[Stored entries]
********

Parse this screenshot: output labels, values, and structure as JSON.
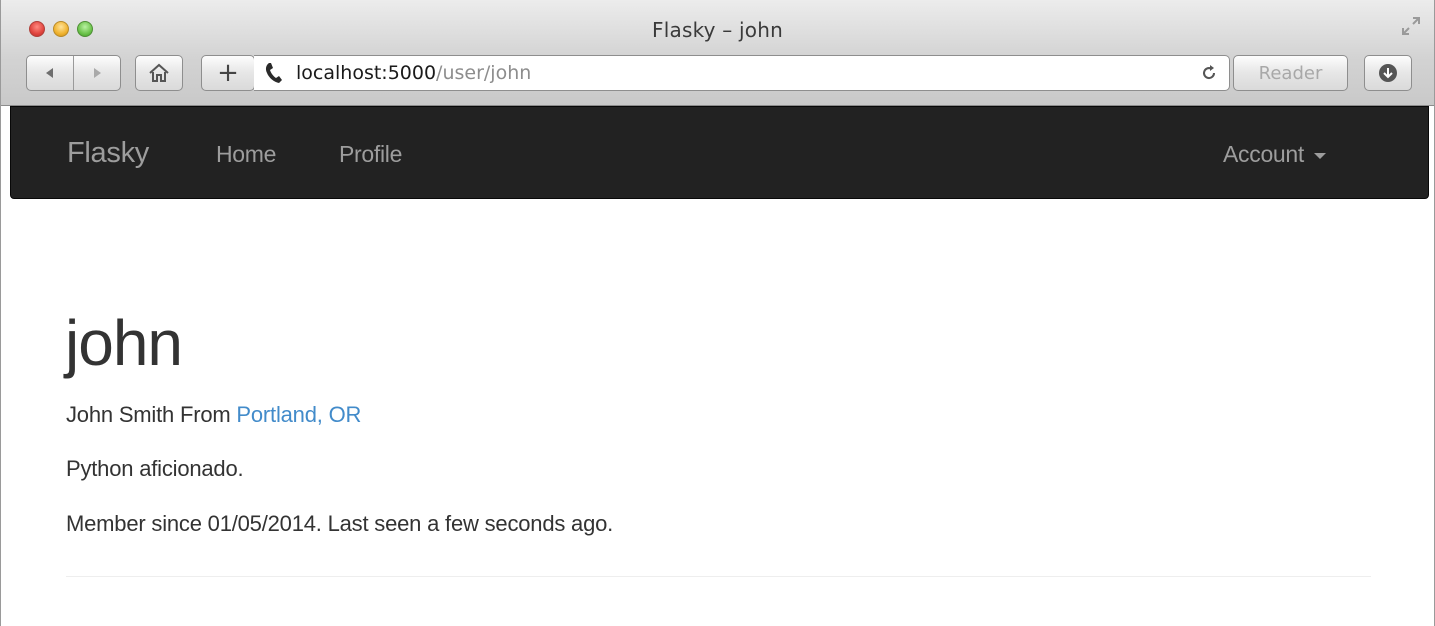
{
  "window": {
    "title": "Flasky – john"
  },
  "toolbar": {
    "add_label": "+",
    "url_host": "localhost:5000",
    "url_path": "/user/john",
    "reader_label": "Reader"
  },
  "navbar": {
    "brand": "Flasky",
    "items": [
      {
        "label": "Home"
      },
      {
        "label": "Profile"
      }
    ],
    "account_label": "Account"
  },
  "profile": {
    "username": "john",
    "name_prefix": "John Smith From ",
    "location": "Portland, OR",
    "about": "Python aficionado.",
    "member_line": "Member since 01/05/2014. Last seen a few seconds ago."
  },
  "colors": {
    "navbar_bg": "#222222",
    "nav_text": "#9d9d9d",
    "link": "#428bca",
    "text": "#333333"
  },
  "icons": [
    "back-icon",
    "forward-icon",
    "home-icon",
    "phone-icon",
    "reload-icon",
    "download-icon",
    "fullscreen-icon"
  ]
}
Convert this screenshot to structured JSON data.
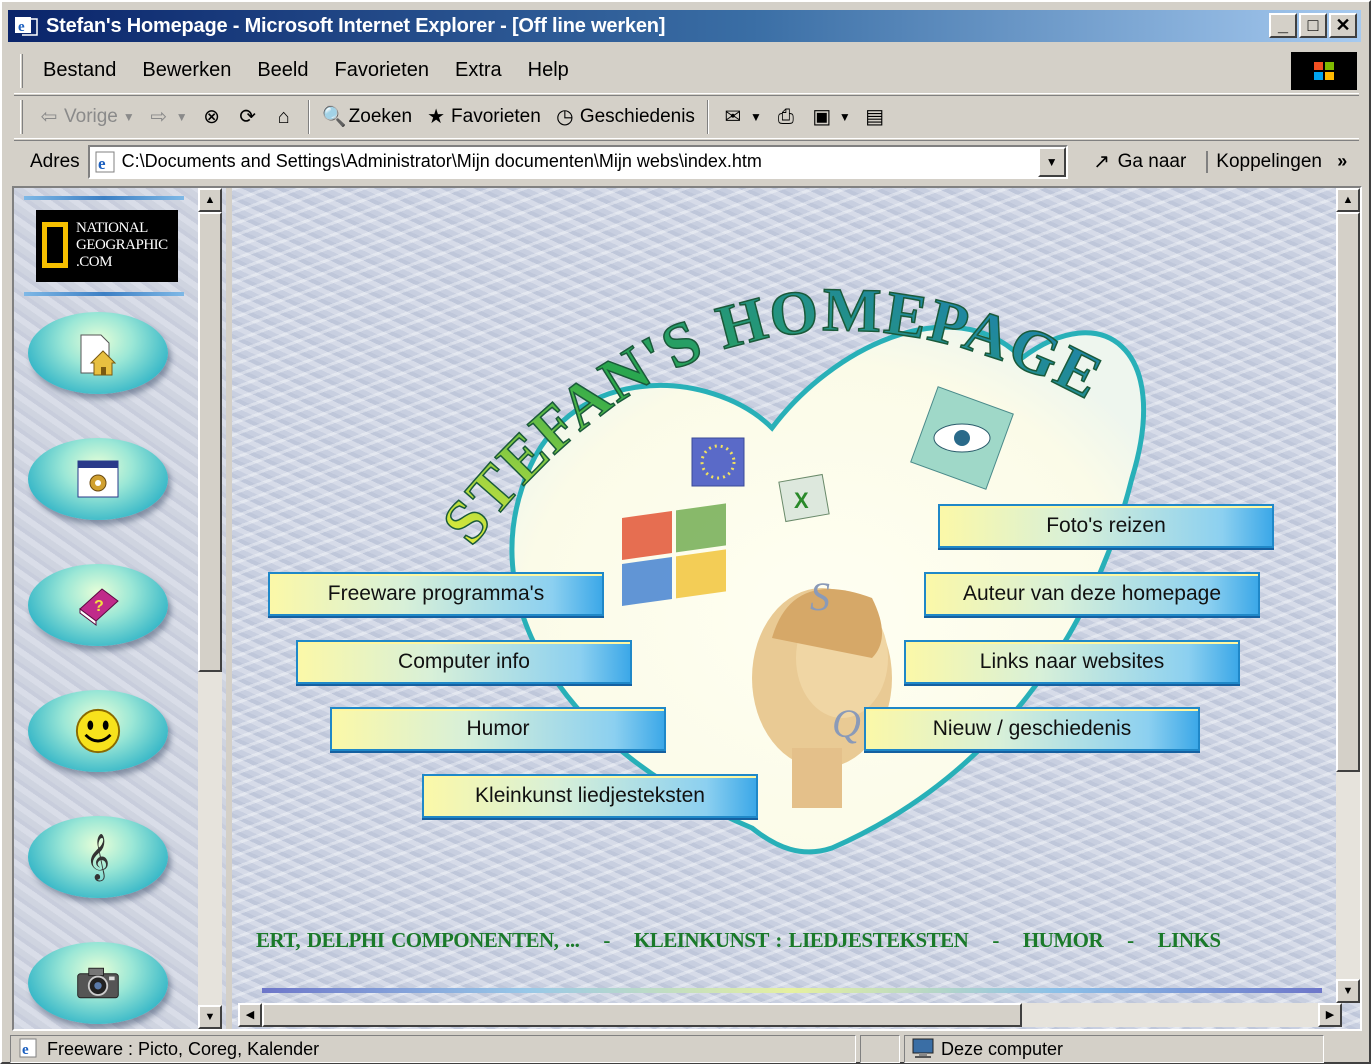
{
  "window": {
    "title": "Stefan's Homepage - Microsoft Internet Explorer - [Off line werken]",
    "controls": [
      "_",
      "□",
      "✕"
    ]
  },
  "menu": [
    "Bestand",
    "Bewerken",
    "Beeld",
    "Favorieten",
    "Extra",
    "Help"
  ],
  "toolbar": {
    "back": "Vorige",
    "search": "Zoeken",
    "favorites": "Favorieten",
    "history": "Geschiedenis"
  },
  "address": {
    "label": "Adres",
    "url": "C:\\Documents and Settings\\Administrator\\Mijn documenten\\Mijn webs\\index.htm",
    "go": "Ga naar",
    "links": "Koppelingen",
    "more": "»"
  },
  "sidebar": {
    "logo_lines": [
      "NATIONAL",
      "GEOGRAPHIC",
      ".COM"
    ],
    "buttons": [
      {
        "icon": "home-icon"
      },
      {
        "icon": "settings-window-icon"
      },
      {
        "icon": "help-book-icon"
      },
      {
        "icon": "smiley-icon"
      },
      {
        "icon": "treble-clef-icon"
      },
      {
        "icon": "camera-icon"
      }
    ]
  },
  "page": {
    "heading": "STEFAN'S HOMEPAGE",
    "left_buttons": [
      "Freeware programma's",
      "Computer info",
      "Humor",
      "Kleinkunst liedjesteksten"
    ],
    "right_buttons": [
      "Foto's reizen",
      "Auteur van deze homepage",
      "Links naar websites",
      "Nieuw / geschiedenis"
    ],
    "marquee": [
      "ERT, DELPHI COMPONENTEN, ...",
      "KLEINKUNST : LIEDJESTEKSTEN",
      "HUMOR",
      "LINKS"
    ],
    "marquee_sep": "-",
    "decor_letters": [
      "S",
      "Q"
    ]
  },
  "status": {
    "text": "Freeware : Picto, Coreg, Kalender",
    "zone": "Deze computer"
  },
  "colors": {
    "titlebar_start": "#0a246a",
    "titlebar_end": "#a6caf0",
    "heading_gradient": [
      "#f2f23a",
      "#2aa84a",
      "#1b78c8"
    ],
    "marquee": "#1b7a2a"
  }
}
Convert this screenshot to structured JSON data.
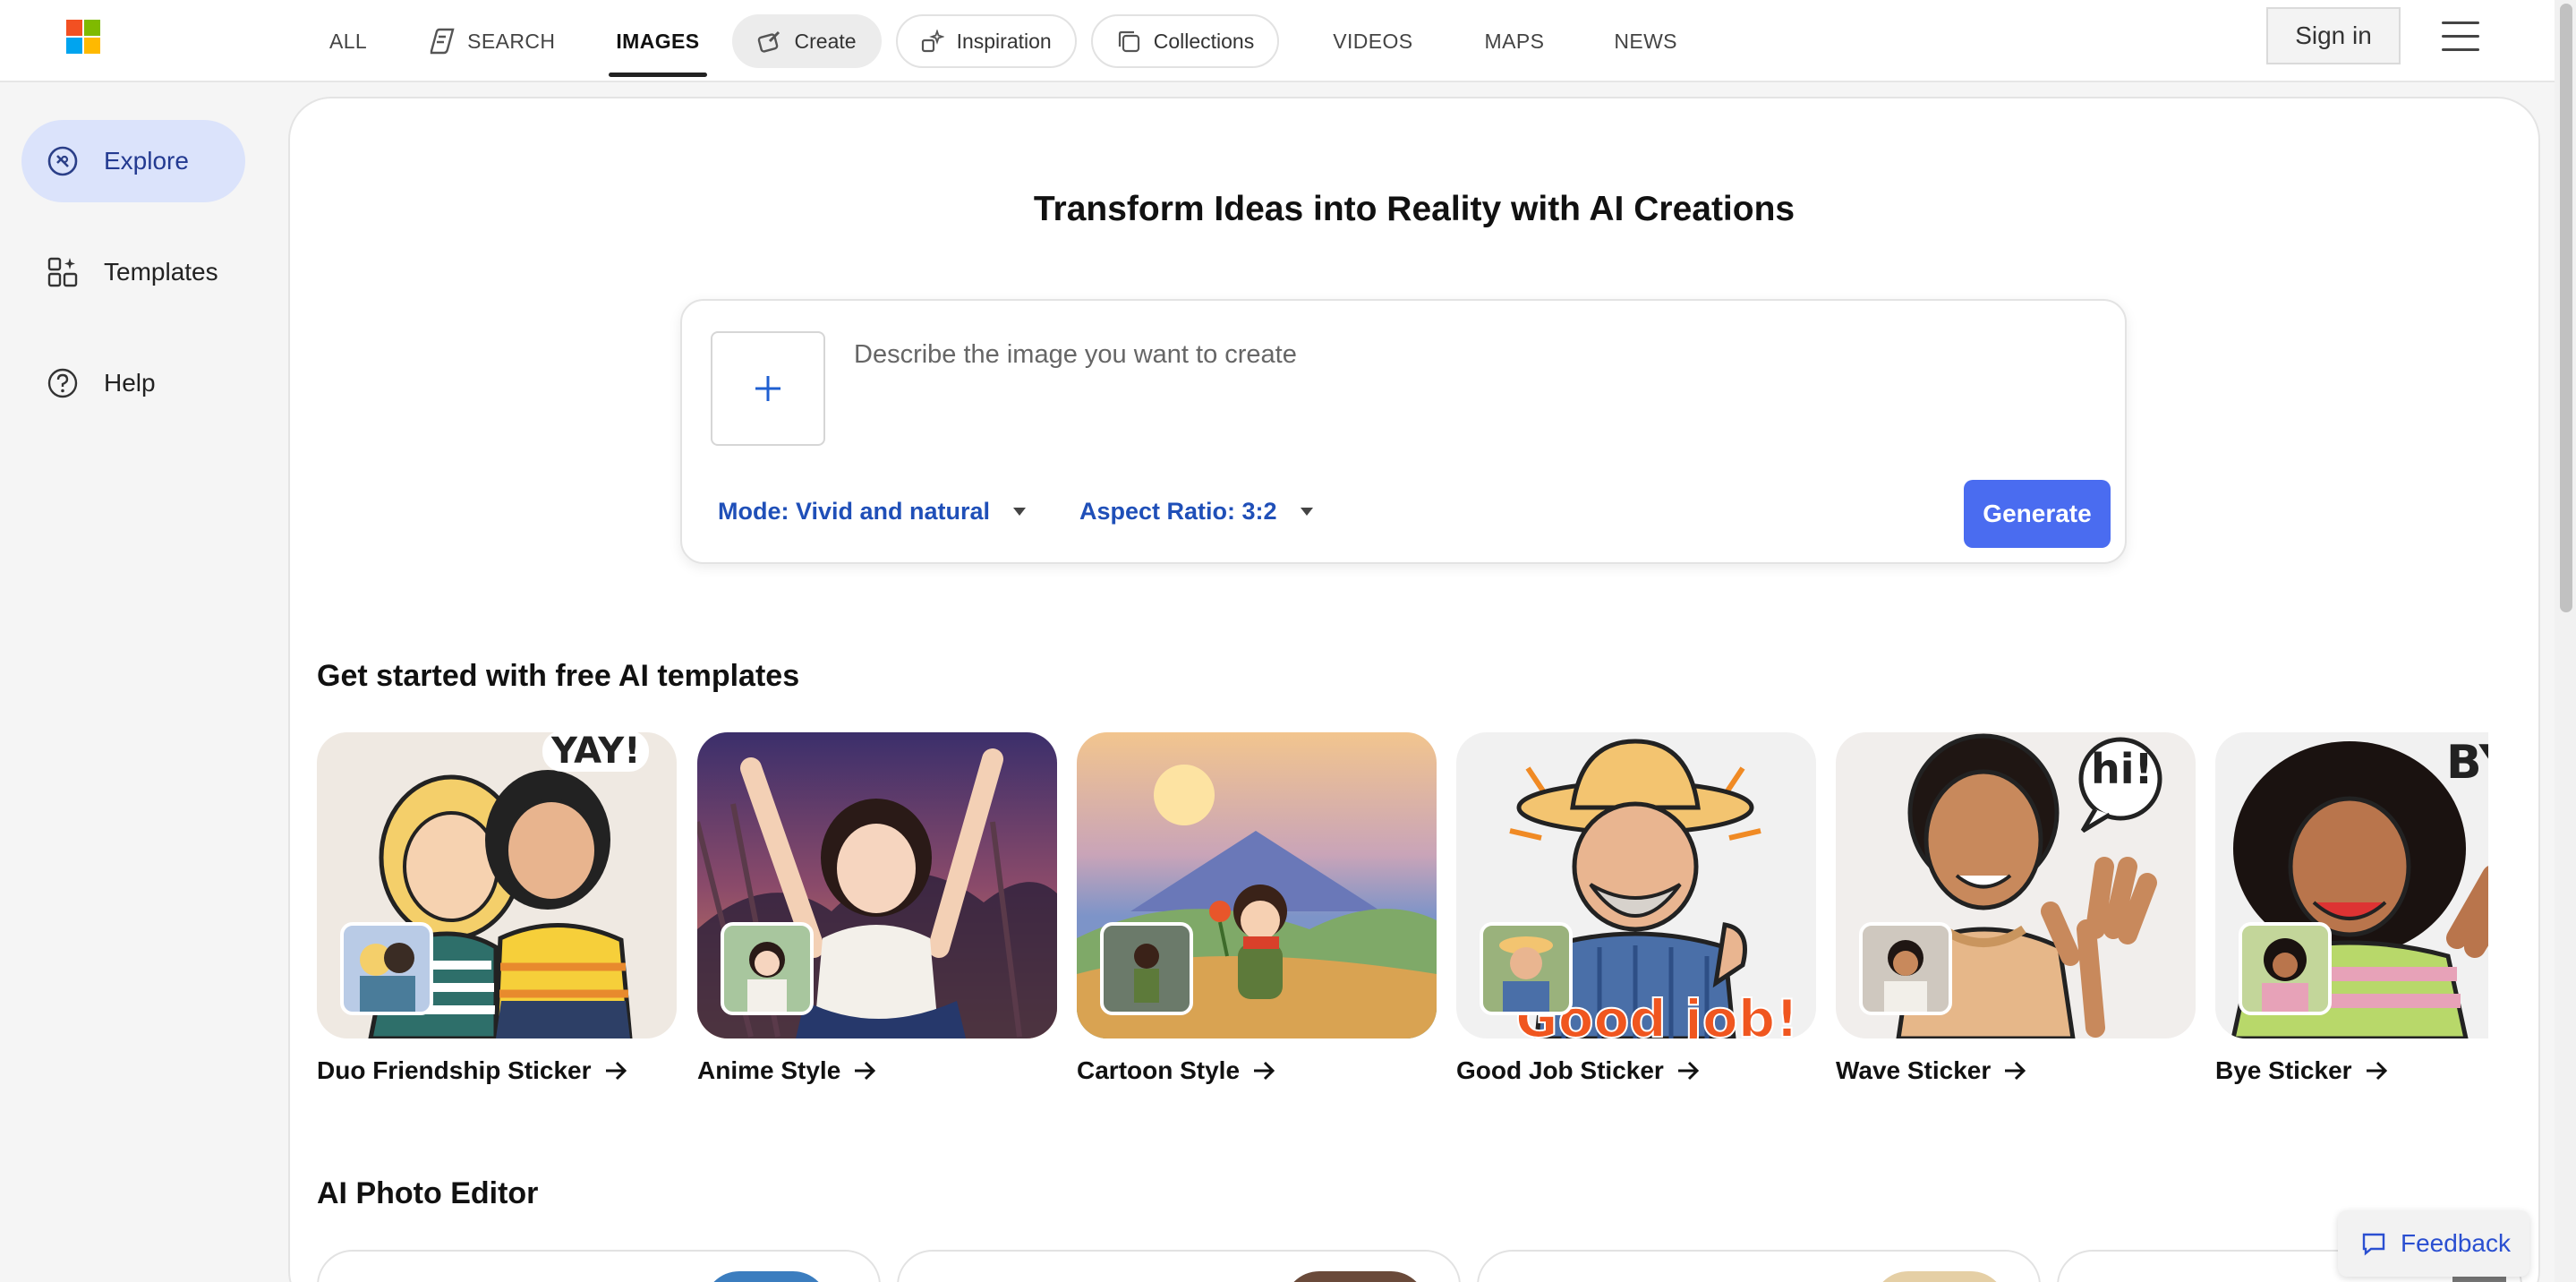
{
  "nav": {
    "all": "ALL",
    "search": "SEARCH",
    "images": "IMAGES",
    "create": "Create",
    "inspiration": "Inspiration",
    "collections": "Collections",
    "videos": "VIDEOS",
    "maps": "MAPS",
    "news": "NEWS",
    "sign_in": "Sign in"
  },
  "sidebar": {
    "items": [
      {
        "label": "Explore",
        "icon": "compass-icon",
        "active": true
      },
      {
        "label": "Templates",
        "icon": "templates-icon",
        "active": false
      },
      {
        "label": "Help",
        "icon": "help-circle-icon",
        "active": false
      }
    ]
  },
  "hero": {
    "title": "Transform Ideas into Reality with AI Creations",
    "prompt_placeholder": "Describe the image you want to create",
    "mode": "Mode: Vivid and natural",
    "aspect": "Aspect Ratio: 3:2",
    "generate": "Generate"
  },
  "templates_section": {
    "title": "Get started with free AI templates",
    "cards": [
      {
        "label": "Duo Friendship Sticker",
        "overlay": "YAY!"
      },
      {
        "label": "Anime Style",
        "overlay": ""
      },
      {
        "label": "Cartoon Style",
        "overlay": ""
      },
      {
        "label": "Good Job Sticker",
        "overlay": "Good job!"
      },
      {
        "label": "Wave Sticker",
        "overlay": "hi!"
      },
      {
        "label": "Bye Sticker",
        "overlay": "BY"
      }
    ]
  },
  "editor_section": {
    "title": "AI Photo Editor"
  },
  "feedback": "Feedback",
  "colors": {
    "accent": "#4a6cf0",
    "link": "#1f4fb8",
    "sidebar_active": "#dbe3fb"
  }
}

********

_Required task_. Pick out and copy every line that contains the word "Freeware".

_Result of the exercise_.
      "Freeware programma's",
    "text": "Freeware : Picto, Coreg, Kalender",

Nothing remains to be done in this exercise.